**Task**
Sift the listing for lines that hold the string "image" and pull them out.

=== Dataset ===

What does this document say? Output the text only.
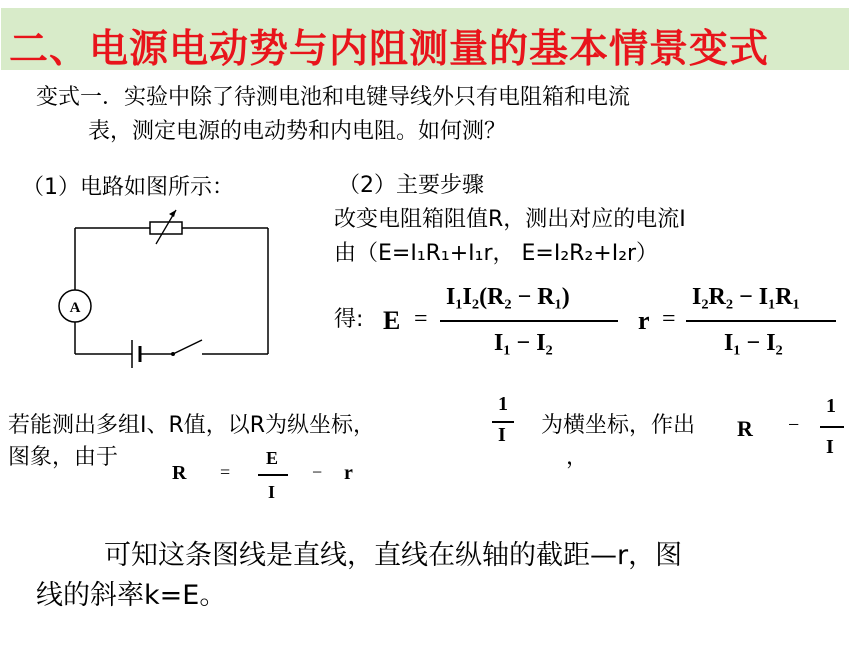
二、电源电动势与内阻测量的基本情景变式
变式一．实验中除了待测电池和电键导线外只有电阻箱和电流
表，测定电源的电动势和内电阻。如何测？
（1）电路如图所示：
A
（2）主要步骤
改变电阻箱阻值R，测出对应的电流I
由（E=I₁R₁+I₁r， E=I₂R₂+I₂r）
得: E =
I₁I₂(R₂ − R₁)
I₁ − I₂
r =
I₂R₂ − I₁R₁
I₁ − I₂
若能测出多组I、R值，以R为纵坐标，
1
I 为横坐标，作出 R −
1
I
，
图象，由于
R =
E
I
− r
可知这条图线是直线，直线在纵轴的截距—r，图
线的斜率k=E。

===
=== Dataset ===

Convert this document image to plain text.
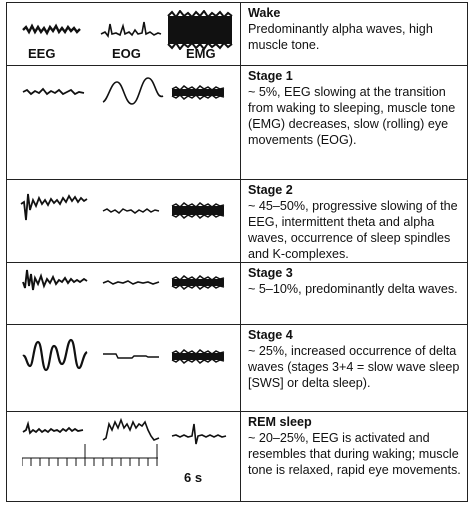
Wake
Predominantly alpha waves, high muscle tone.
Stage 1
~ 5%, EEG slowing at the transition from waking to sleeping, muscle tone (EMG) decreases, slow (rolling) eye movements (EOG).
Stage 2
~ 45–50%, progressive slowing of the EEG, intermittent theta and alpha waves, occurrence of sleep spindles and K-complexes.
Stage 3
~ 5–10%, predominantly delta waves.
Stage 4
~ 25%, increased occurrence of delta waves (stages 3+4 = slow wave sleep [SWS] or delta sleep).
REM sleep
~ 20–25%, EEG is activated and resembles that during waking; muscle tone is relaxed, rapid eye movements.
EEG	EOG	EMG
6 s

===
=== Dataset ===

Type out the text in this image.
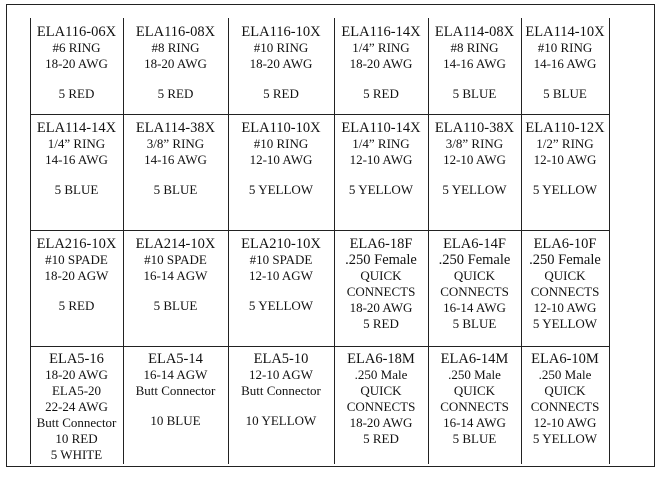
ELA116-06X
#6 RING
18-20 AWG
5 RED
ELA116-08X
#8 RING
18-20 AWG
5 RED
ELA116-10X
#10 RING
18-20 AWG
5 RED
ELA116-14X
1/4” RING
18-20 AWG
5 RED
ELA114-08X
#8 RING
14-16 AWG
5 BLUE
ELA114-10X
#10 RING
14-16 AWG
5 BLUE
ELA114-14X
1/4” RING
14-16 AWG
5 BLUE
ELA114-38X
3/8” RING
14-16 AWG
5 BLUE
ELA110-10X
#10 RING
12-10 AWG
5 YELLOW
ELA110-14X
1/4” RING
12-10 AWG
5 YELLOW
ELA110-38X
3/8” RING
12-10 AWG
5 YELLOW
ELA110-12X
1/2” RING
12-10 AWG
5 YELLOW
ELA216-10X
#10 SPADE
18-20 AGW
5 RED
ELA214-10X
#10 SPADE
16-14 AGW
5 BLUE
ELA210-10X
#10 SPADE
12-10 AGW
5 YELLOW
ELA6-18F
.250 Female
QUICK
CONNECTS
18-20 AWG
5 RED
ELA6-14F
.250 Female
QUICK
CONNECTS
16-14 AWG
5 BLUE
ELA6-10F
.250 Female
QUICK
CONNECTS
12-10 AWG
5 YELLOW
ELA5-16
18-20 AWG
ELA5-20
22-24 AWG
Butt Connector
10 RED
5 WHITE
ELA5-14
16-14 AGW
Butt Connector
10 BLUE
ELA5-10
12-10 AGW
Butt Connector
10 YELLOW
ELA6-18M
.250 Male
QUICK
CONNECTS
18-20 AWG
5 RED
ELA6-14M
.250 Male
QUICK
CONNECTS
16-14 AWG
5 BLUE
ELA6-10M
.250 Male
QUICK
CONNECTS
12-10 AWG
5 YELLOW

===

**The reply**
Convert this document image to plain text.
Type out the text in this image.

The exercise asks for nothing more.